### TASK PROMPT
For each line of the data below that holds "家庭教育指导纲要", copy the line.

### DATA FOR PROCESSING
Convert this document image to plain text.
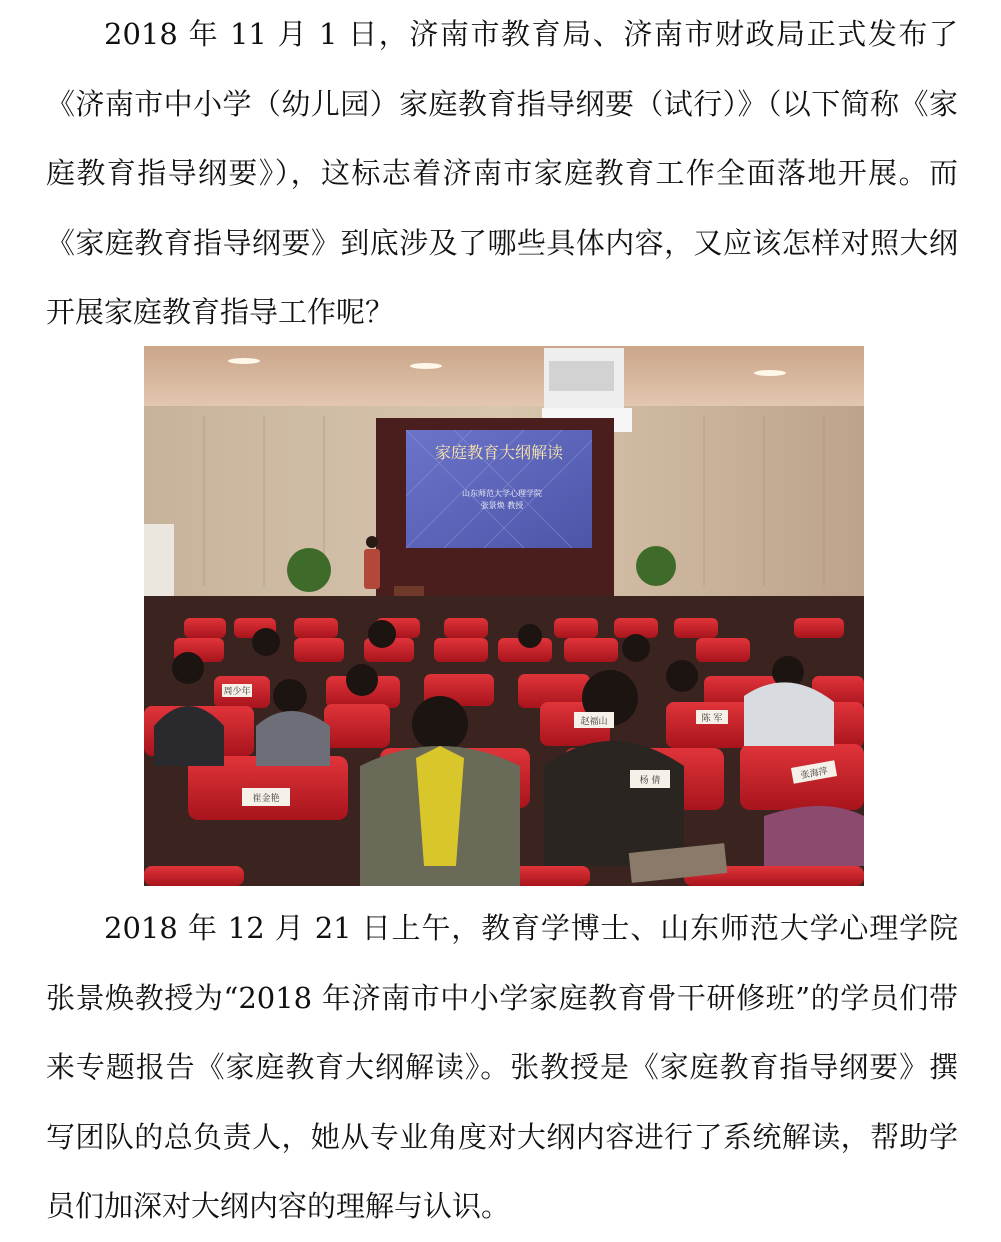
2018 年 11 月 1 日，济南市教育局、济南市财政局正式发布了《济南市中小学（幼儿园）家庭教育指导纲要（试行）》（以下简称《家庭教育指导纲要》），这标志着济南市家庭教育工作全面落地开展。而《家庭教育指导纲要》到底涉及了哪些具体内容，又应该怎样对照大纲开展家庭教育指导工作呢？

家庭教育大纲解读
山东师范大学心理学院
张景焕 教授
陈 军
张海萍
崔金艳
赵福山
杨 倩
周少年

2018 年 12 月 21 日上午，教育学博士、山东师范大学心理学院张景焕教授为“2018 年济南市中小学家庭教育骨干研修班”的学员们带来专题报告《家庭教育大纲解读》。张教授是《家庭教育指导纲要》撰写团队的总负责人，她从专业角度对大纲内容进行了系统解读，帮助学员们加深对大纲内容的理解与认识。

### OUTPUT FOR THIS EXERCISE
2018 年 11 月 1 日，济南市教育局、济南市财政局正式发布了《济南市中小学（幼儿园）家庭教育指导纲要（试行）》（以下简称《家庭教育指导纲要》），这标志着济南市家庭教育工作全面落地开展。而《家庭教育指导纲要》到底涉及了哪些具体内容，又应该怎样对照大纲开展家庭教育指导工作呢？
2018 年 12 月 21 日上午，教育学博士、山东师范大学心理学院张景焕教授为“2018 年济南市中小学家庭教育骨干研修班”的学员们带来专题报告《家庭教育大纲解读》。张教授是《家庭教育指导纲要》撰写团队的总负责人，她从专业角度对大纲内容进行了系统解读，帮助学员们加深对大纲内容的理解与认识。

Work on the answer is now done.